##### Input data

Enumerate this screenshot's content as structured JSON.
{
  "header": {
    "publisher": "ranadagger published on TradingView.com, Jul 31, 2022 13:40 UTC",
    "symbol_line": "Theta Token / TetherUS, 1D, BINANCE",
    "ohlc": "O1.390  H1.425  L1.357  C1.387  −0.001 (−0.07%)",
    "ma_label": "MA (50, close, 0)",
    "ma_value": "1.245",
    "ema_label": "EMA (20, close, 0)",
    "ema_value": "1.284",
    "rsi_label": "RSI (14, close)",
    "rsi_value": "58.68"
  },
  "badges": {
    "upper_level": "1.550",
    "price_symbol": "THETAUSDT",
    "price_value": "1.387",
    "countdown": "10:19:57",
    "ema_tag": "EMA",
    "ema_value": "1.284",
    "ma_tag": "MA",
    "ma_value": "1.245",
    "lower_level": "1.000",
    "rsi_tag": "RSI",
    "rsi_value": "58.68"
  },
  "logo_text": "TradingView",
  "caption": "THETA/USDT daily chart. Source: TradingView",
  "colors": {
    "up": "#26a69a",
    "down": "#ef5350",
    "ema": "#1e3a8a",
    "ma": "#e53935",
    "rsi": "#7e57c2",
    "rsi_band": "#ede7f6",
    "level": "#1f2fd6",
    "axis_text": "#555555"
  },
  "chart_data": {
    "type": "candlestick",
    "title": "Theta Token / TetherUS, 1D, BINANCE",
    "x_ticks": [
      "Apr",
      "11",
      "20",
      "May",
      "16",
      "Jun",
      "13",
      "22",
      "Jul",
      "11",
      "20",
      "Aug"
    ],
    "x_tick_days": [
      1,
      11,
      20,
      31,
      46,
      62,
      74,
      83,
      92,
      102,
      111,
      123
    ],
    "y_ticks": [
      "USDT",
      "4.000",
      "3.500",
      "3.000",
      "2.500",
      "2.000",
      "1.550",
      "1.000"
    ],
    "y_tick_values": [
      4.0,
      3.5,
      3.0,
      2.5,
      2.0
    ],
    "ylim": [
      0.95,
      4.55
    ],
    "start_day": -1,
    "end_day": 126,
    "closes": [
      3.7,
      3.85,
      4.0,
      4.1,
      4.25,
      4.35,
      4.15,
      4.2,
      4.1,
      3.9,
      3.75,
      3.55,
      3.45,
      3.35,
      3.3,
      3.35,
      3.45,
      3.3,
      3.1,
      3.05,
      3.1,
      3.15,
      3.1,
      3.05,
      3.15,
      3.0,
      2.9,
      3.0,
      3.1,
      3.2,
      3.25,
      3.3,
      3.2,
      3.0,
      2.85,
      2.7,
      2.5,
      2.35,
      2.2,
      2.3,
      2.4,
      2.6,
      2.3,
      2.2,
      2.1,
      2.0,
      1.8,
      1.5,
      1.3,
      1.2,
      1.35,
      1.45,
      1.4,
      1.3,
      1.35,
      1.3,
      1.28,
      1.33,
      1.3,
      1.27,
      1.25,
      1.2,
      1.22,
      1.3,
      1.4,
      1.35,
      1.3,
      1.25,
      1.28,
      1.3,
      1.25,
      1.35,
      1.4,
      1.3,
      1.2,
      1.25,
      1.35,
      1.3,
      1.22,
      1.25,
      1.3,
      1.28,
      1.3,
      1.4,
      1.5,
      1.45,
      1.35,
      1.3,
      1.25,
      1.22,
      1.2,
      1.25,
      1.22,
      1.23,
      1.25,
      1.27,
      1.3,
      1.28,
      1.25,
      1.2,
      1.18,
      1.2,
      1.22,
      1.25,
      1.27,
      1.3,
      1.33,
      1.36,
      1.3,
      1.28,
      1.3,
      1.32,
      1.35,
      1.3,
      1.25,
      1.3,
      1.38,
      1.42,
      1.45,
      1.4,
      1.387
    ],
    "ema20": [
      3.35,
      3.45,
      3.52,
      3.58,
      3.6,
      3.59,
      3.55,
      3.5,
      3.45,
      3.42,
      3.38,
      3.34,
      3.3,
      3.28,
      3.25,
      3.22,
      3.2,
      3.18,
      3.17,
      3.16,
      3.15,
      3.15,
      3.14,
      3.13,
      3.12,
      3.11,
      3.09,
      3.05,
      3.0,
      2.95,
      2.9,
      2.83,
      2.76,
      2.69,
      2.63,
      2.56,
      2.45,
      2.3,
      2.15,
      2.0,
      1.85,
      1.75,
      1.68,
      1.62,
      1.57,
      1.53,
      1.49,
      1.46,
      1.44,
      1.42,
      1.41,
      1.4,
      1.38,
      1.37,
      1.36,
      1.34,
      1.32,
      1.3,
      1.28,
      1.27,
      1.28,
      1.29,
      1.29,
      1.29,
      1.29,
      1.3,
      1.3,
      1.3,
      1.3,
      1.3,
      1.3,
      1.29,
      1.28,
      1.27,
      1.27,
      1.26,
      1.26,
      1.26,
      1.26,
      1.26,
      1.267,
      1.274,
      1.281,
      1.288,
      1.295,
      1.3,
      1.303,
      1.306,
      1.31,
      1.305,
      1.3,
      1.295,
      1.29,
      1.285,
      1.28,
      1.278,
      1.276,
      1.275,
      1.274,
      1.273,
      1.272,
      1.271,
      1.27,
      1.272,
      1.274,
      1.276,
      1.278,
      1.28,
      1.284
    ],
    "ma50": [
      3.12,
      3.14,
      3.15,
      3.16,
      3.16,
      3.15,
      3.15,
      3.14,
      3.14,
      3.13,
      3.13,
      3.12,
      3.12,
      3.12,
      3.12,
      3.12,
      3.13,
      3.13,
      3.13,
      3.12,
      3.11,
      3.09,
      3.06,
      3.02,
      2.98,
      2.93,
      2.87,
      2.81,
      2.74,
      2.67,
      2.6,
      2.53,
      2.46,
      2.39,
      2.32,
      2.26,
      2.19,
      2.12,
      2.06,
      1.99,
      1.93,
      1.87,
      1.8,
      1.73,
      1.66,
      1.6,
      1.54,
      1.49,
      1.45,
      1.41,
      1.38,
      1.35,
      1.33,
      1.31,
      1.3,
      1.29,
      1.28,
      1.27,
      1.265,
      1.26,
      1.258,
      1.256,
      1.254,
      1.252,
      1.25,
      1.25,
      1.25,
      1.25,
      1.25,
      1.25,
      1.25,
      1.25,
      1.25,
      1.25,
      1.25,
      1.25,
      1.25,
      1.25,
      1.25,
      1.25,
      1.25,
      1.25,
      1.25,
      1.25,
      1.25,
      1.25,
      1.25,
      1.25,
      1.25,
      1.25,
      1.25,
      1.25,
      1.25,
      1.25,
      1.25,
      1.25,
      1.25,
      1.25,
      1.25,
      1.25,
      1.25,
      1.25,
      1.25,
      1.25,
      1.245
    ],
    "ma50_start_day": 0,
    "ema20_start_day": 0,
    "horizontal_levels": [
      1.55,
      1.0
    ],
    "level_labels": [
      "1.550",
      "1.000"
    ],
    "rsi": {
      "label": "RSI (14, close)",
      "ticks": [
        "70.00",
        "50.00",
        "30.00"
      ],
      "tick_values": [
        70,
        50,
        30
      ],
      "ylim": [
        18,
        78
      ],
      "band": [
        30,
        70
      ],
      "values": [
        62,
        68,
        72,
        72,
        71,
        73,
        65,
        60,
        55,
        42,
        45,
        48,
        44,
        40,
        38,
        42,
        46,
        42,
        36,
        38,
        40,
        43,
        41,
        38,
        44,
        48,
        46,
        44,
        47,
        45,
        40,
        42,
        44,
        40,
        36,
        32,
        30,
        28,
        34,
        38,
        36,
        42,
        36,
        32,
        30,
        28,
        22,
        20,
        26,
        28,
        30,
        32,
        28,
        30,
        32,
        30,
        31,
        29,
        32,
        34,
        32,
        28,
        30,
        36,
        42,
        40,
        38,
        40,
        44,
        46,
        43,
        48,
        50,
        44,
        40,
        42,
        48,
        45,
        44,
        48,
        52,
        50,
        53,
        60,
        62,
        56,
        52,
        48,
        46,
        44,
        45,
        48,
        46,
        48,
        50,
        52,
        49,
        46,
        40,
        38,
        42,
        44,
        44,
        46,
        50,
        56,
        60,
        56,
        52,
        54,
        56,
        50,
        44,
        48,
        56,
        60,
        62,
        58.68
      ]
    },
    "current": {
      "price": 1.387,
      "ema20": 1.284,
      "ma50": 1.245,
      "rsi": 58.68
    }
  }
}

##########

How many lines in the records above contain the word "TradingView"? Reply with the number and nothing more.

Exercise solution - 3